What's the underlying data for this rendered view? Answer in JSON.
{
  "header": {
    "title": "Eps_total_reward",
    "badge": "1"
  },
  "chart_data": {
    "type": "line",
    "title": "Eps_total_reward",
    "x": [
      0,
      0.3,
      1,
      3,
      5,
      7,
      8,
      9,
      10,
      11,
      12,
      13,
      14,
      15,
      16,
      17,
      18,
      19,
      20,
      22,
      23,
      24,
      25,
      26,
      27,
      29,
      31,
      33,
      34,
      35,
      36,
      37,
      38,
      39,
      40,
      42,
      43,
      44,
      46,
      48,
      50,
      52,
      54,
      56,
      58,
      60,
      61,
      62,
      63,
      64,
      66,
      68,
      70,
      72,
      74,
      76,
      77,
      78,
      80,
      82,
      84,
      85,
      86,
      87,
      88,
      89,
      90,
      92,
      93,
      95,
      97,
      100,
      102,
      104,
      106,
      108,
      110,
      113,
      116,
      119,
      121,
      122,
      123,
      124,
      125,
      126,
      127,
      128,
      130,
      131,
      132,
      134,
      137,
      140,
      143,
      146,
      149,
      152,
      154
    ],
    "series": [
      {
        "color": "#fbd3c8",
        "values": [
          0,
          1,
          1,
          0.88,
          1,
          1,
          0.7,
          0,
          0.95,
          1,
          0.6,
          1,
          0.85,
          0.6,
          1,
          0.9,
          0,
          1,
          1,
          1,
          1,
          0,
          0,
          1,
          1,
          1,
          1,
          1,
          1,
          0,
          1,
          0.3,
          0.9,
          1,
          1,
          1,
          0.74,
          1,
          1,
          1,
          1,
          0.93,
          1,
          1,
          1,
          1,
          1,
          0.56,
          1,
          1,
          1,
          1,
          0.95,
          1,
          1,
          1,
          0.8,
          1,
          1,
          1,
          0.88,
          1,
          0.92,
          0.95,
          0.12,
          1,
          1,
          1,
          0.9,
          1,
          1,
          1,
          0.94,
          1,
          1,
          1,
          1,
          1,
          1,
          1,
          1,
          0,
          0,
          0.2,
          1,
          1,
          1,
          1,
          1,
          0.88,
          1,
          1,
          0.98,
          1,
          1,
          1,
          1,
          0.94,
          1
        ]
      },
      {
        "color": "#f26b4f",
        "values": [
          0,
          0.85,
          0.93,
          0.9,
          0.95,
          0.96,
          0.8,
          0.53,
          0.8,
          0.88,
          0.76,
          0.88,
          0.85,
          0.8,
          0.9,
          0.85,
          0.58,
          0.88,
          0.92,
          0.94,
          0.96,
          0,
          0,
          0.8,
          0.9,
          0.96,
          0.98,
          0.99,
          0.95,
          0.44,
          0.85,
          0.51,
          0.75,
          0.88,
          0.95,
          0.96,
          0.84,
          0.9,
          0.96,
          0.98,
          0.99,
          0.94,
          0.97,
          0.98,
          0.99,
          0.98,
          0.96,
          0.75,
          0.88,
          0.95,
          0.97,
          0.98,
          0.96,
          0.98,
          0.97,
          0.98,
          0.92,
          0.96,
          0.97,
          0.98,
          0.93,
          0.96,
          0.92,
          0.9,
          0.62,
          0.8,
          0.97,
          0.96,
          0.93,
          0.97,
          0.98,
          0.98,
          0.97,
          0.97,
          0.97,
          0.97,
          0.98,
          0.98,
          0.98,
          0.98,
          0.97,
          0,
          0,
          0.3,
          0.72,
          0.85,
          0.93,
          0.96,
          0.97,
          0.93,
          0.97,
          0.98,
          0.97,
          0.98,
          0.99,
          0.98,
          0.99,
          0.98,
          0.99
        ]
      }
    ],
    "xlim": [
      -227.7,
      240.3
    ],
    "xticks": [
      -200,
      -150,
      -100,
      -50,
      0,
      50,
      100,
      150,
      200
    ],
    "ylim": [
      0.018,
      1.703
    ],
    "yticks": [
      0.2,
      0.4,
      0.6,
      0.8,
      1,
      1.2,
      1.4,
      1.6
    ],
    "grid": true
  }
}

○ ○ ○ ○

_WHAT IS ASKED_
Write out the complete set of records exactly as given.

_TASK ANSWER_
What's the underlying data for this rendered view? Answer in JSON.
{
  "header": {
    "title": "Eps_total_reward",
    "badge": "1"
  },
  "chart_data": {
    "type": "line",
    "title": "Eps_total_reward",
    "x": [
      0,
      0.3,
      1,
      3,
      5,
      7,
      8,
      9,
      10,
      11,
      12,
      13,
      14,
      15,
      16,
      17,
      18,
      19,
      20,
      22,
      23,
      24,
      25,
      26,
      27,
      29,
      31,
      33,
      34,
      35,
      36,
      37,
      38,
      39,
      40,
      42,
      43,
      44,
      46,
      48,
      50,
      52,
      54,
      56,
      58,
      60,
      61,
      62,
      63,
      64,
      66,
      68,
      70,
      72,
      74,
      76,
      77,
      78,
      80,
      82,
      84,
      85,
      86,
      87,
      88,
      89,
      90,
      92,
      93,
      95,
      97,
      100,
      102,
      104,
      106,
      108,
      110,
      113,
      116,
      119,
      121,
      122,
      123,
      124,
      125,
      126,
      127,
      128,
      130,
      131,
      132,
      134,
      137,
      140,
      143,
      146,
      149,
      152,
      154
    ],
    "series": [
      {
        "color": "#fbd3c8",
        "values": [
          0,
          1,
          1,
          0.88,
          1,
          1,
          0.7,
          0,
          0.95,
          1,
          0.6,
          1,
          0.85,
          0.6,
          1,
          0.9,
          0,
          1,
          1,
          1,
          1,
          0,
          0,
          1,
          1,
          1,
          1,
          1,
          1,
          0,
          1,
          0.3,
          0.9,
          1,
          1,
          1,
          0.74,
          1,
          1,
          1,
          1,
          0.93,
          1,
          1,
          1,
          1,
          1,
          0.56,
          1,
          1,
          1,
          1,
          0.95,
          1,
          1,
          1,
          0.8,
          1,
          1,
          1,
          0.88,
          1,
          0.92,
          0.95,
          0.12,
          1,
          1,
          1,
          0.9,
          1,
          1,
          1,
          0.94,
          1,
          1,
          1,
          1,
          1,
          1,
          1,
          1,
          0,
          0,
          0.2,
          1,
          1,
          1,
          1,
          1,
          0.88,
          1,
          1,
          0.98,
          1,
          1,
          1,
          1,
          0.94,
          1
        ]
      },
      {
        "color": "#f26b4f",
        "values": [
          0,
          0.85,
          0.93,
          0.9,
          0.95,
          0.96,
          0.8,
          0.53,
          0.8,
          0.88,
          0.76,
          0.88,
          0.85,
          0.8,
          0.9,
          0.85,
          0.58,
          0.88,
          0.92,
          0.94,
          0.96,
          0,
          0,
          0.8,
          0.9,
          0.96,
          0.98,
          0.99,
          0.95,
          0.44,
          0.85,
          0.51,
          0.75,
          0.88,
          0.95,
          0.96,
          0.84,
          0.9,
          0.96,
          0.98,
          0.99,
          0.94,
          0.97,
          0.98,
          0.99,
          0.98,
          0.96,
          0.75,
          0.88,
          0.95,
          0.97,
          0.98,
          0.96,
          0.98,
          0.97,
          0.98,
          0.92,
          0.96,
          0.97,
          0.98,
          0.93,
          0.96,
          0.92,
          0.9,
          0.62,
          0.8,
          0.97,
          0.96,
          0.93,
          0.97,
          0.98,
          0.98,
          0.97,
          0.97,
          0.97,
          0.97,
          0.98,
          0.98,
          0.98,
          0.98,
          0.97,
          0,
          0,
          0.3,
          0.72,
          0.85,
          0.93,
          0.96,
          0.97,
          0.93,
          0.97,
          0.98,
          0.97,
          0.98,
          0.99,
          0.98,
          0.99,
          0.98,
          0.99
        ]
      }
    ],
    "xlim": [
      -227.7,
      240.3
    ],
    "xticks": [
      -200,
      -150,
      -100,
      -50,
      0,
      50,
      100,
      150,
      200
    ],
    "ylim": [
      0.018,
      1.703
    ],
    "yticks": [
      0.2,
      0.4,
      0.6,
      0.8,
      1,
      1.2,
      1.4,
      1.6
    ],
    "grid": true
  }
}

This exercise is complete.